------ RECORD LIST

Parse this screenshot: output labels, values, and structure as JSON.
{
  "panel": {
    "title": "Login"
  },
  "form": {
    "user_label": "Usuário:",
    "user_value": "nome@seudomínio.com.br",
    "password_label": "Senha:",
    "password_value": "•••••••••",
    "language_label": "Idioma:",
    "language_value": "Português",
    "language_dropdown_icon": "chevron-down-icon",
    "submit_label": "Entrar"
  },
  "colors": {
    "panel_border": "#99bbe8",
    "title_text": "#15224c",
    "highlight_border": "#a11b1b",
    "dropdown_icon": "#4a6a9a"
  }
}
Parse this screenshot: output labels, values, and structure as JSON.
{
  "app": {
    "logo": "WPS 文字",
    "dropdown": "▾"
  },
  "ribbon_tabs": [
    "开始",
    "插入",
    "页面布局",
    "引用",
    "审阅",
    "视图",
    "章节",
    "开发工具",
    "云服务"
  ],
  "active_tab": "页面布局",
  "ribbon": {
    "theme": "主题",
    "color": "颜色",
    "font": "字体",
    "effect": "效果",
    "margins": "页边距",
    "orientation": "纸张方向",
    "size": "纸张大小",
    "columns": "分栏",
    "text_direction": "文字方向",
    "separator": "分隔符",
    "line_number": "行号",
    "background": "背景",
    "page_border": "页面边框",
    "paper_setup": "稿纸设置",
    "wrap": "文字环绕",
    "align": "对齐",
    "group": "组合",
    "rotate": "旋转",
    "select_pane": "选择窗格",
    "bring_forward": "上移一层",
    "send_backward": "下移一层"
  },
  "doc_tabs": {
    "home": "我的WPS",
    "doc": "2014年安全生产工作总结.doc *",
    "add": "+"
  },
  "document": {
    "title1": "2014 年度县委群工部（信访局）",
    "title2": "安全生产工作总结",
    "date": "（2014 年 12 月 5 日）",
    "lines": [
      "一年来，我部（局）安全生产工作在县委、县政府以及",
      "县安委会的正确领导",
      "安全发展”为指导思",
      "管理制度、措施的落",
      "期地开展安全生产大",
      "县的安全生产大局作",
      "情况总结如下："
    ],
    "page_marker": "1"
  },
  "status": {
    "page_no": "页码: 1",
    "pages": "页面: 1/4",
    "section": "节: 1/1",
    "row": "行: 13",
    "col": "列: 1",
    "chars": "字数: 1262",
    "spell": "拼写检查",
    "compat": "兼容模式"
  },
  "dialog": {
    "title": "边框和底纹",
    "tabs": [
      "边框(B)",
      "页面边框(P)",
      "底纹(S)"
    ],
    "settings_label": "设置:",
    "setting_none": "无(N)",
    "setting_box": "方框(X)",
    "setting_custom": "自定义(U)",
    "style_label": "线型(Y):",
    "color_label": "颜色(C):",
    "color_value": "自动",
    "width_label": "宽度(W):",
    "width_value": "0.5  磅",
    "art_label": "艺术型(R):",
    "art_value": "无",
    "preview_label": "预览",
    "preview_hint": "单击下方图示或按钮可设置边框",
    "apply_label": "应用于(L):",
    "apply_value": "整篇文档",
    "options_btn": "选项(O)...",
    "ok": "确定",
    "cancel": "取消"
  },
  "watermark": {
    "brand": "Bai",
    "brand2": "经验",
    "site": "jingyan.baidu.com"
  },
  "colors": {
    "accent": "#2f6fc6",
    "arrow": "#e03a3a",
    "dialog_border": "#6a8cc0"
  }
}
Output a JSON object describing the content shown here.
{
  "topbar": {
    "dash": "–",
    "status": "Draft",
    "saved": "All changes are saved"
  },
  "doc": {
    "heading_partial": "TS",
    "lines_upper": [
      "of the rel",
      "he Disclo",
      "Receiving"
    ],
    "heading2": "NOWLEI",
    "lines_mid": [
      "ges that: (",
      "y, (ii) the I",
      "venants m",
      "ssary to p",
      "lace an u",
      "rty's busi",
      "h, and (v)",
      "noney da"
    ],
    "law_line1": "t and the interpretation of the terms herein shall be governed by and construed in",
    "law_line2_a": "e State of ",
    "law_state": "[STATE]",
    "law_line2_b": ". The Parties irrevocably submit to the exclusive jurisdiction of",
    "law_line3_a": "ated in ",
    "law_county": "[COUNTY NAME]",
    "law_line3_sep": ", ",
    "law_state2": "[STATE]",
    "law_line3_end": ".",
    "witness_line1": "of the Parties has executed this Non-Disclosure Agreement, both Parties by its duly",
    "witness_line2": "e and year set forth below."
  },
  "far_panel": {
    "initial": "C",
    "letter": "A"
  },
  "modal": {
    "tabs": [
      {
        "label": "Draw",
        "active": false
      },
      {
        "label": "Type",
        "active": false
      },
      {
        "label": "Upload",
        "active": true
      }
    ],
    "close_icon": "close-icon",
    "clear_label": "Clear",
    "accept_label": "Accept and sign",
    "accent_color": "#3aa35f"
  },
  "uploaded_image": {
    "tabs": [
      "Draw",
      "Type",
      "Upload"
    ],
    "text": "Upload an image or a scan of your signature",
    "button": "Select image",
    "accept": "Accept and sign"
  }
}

------------

EXERCISE AIM. Quote the listing in full, please, keeping every line exact.

ANSWER TO THE EXERCISE.
Parse this screenshot: output labels, values, and structure as JSON.
{
  "panel": {
    "title": "Login"
  },
  "form": {
    "user_label": "Usuário:",
    "user_value": "nome@seudomínio.com.br",
    "password_label": "Senha:",
    "password_value": "•••••••••",
    "language_label": "Idioma:",
    "language_value": "Português",
    "language_dropdown_icon": "chevron-down-icon",
    "submit_label": "Entrar"
  },
  "colors": {
    "panel_border": "#99bbe8",
    "title_text": "#15224c",
    "highlight_border": "#a11b1b",
    "dropdown_icon": "#4a6a9a"
  }
}
Parse this screenshot: output labels, values, and structure as JSON.
{
  "app": {
    "logo": "WPS 文字",
    "dropdown": "▾"
  },
  "ribbon_tabs": [
    "开始",
    "插入",
    "页面布局",
    "引用",
    "审阅",
    "视图",
    "章节",
    "开发工具",
    "云服务"
  ],
  "active_tab": "页面布局",
  "ribbon": {
    "theme": "主题",
    "color": "颜色",
    "font": "字体",
    "effect": "效果",
    "margins": "页边距",
    "orientation": "纸张方向",
    "size": "纸张大小",
    "columns": "分栏",
    "text_direction": "文字方向",
    "separator": "分隔符",
    "line_number": "行号",
    "background": "背景",
    "page_border": "页面边框",
    "paper_setup": "稿纸设置",
    "wrap": "文字环绕",
    "align": "对齐",
    "group": "组合",
    "rotate": "旋转",
    "select_pane": "选择窗格",
    "bring_forward": "上移一层",
    "send_backward": "下移一层"
  },
  "doc_tabs": {
    "home": "我的WPS",
    "doc": "2014年安全生产工作总结.doc *",
    "add": "+"
  },
  "document": {
    "title1": "2014 年度县委群工部（信访局）",
    "title2": "安全生产工作总结",
    "date": "（2014 年 12 月 5 日）",
    "lines": [
      "一年来，我部（局）安全生产工作在县委、县政府以及",
      "县安委会的正确领导",
      "安全发展”为指导思",
      "管理制度、措施的落",
      "期地开展安全生产大",
      "县的安全生产大局作",
      "情况总结如下："
    ],
    "page_marker": "1"
  },
  "status": {
    "page_no": "页码: 1",
    "pages": "页面: 1/4",
    "section": "节: 1/1",
    "row": "行: 13",
    "col": "列: 1",
    "chars": "字数: 1262",
    "spell": "拼写检查",
    "compat": "兼容模式"
  },
  "dialog": {
    "title": "边框和底纹",
    "tabs": [
      "边框(B)",
      "页面边框(P)",
      "底纹(S)"
    ],
    "settings_label": "设置:",
    "setting_none": "无(N)",
    "setting_box": "方框(X)",
    "setting_custom": "自定义(U)",
    "style_label": "线型(Y):",
    "color_label": "颜色(C):",
    "color_value": "自动",
    "width_label": "宽度(W):",
    "width_value": "0.5  磅",
    "art_label": "艺术型(R):",
    "art_value": "无",
    "preview_label": "预览",
    "preview_hint": "单击下方图示或按钮可设置边框",
    "apply_label": "应用于(L):",
    "apply_value": "整篇文档",
    "options_btn": "选项(O)...",
    "ok": "确定",
    "cancel": "取消"
  },
  "watermark": {
    "brand": "Bai",
    "brand2": "经验",
    "site": "jingyan.baidu.com"
  },
  "colors": {
    "accent": "#2f6fc6",
    "arrow": "#e03a3a",
    "dialog_border": "#6a8cc0"
  }
}
Output a JSON object describing the content shown here.
{
  "topbar": {
    "dash": "–",
    "status": "Draft",
    "saved": "All changes are saved"
  },
  "doc": {
    "heading_partial": "TS",
    "lines_upper": [
      "of the rel",
      "he Disclo",
      "Receiving"
    ],
    "heading2": "NOWLEI",
    "lines_mid": [
      "ges that: (",
      "y, (ii) the I",
      "venants m",
      "ssary to p",
      "lace an u",
      "rty's busi",
      "h, and (v)",
      "noney da"
    ],
    "law_line1": "t and the interpretation of the terms herein shall be governed by and construed in",
    "law_line2_a": "e State of ",
    "law_state": "[STATE]",
    "law_line2_b": ". The Parties irrevocably submit to the exclusive jurisdiction of",
    "law_line3_a": "ated in ",
    "law_county": "[COUNTY NAME]",
    "law_line3_sep": ", ",
    "law_state2": "[STATE]",
    "law_line3_end": ".",
    "witness_line1": "of the Parties has executed this Non-Disclosure Agreement, both Parties by its duly",
    "witness_line2": "e and year set forth below."
  },
  "far_panel": {
    "initial": "C",
    "letter": "A"
  },
  "modal": {
    "tabs": [
      {
        "label": "Draw",
        "active": false
      },
      {
        "label": "Type",
        "active": false
      },
      {
        "label": "Upload",
        "active": true
      }
    ],
    "close_icon": "close-icon",
    "clear_label": "Clear",
    "accept_label": "Accept and sign",
    "accent_color": "#3aa35f"
  },
  "uploaded_image": {
    "tabs": [
      "Draw",
      "Type",
      "Upload"
    ],
    "text": "Upload an image or a scan of your signature",
    "button": "Select image",
    "accept": "Accept and sign"
  }
}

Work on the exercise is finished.